* _TO DO_: Copy out all the lines of the records below, replacing "screenshot" with "image" and leaving everything else unchanged. Omit the pictures from your answer.

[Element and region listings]
--- Begin ---

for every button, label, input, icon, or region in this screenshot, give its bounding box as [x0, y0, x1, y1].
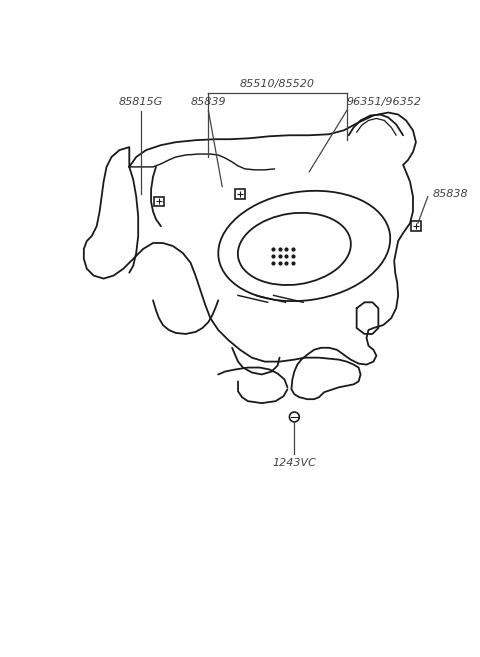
Text: 85815G: 85815G: [119, 97, 163, 106]
Text: 85510/85520: 85510/85520: [240, 79, 315, 89]
Bar: [235, 189, 245, 198]
Bar: [411, 221, 421, 231]
Text: 1243VC: 1243VC: [273, 459, 316, 468]
Text: 96351/96352: 96351/96352: [347, 97, 422, 106]
Text: 85838: 85838: [433, 189, 468, 198]
Bar: [154, 196, 164, 206]
Text: 85839: 85839: [191, 97, 226, 106]
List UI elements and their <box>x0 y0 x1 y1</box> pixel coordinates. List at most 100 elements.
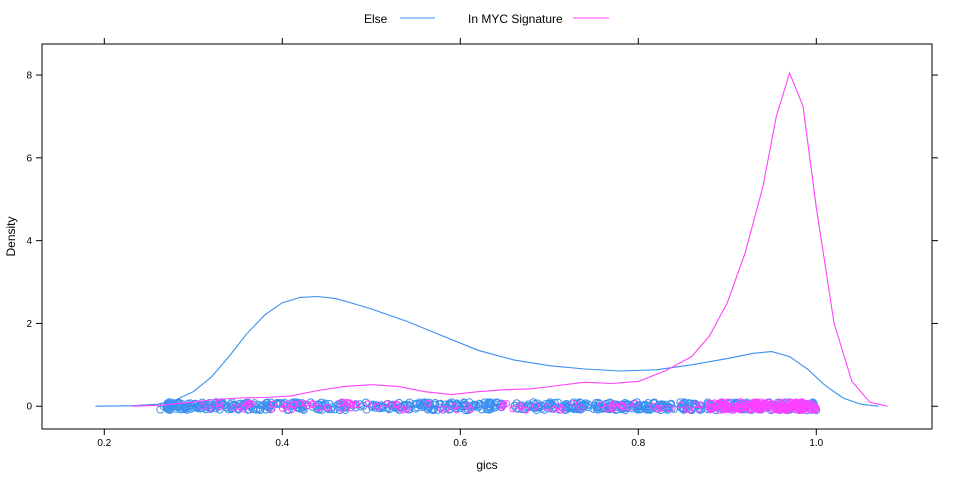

--- End ---

* _WORKED ANSWER_:
for every button, label, input, icon, or region in this image, give its bounding box as [x0, y0, x1, y1].
Text: 85815G: 85815G: [119, 97, 163, 106]
Text: 85510/85520: 85510/85520: [240, 79, 315, 89]
Bar: [235, 189, 245, 198]
Bar: [411, 221, 421, 231]
Text: 1243VC: 1243VC: [273, 459, 316, 468]
Text: 96351/96352: 96351/96352: [347, 97, 422, 106]
Text: 85838: 85838: [433, 189, 468, 198]
Bar: [154, 196, 164, 206]
Text: 85839: 85839: [191, 97, 226, 106]
List UI elements and their <box>x0 y0 x1 y1</box> pixel coordinates. List at most 100 elements.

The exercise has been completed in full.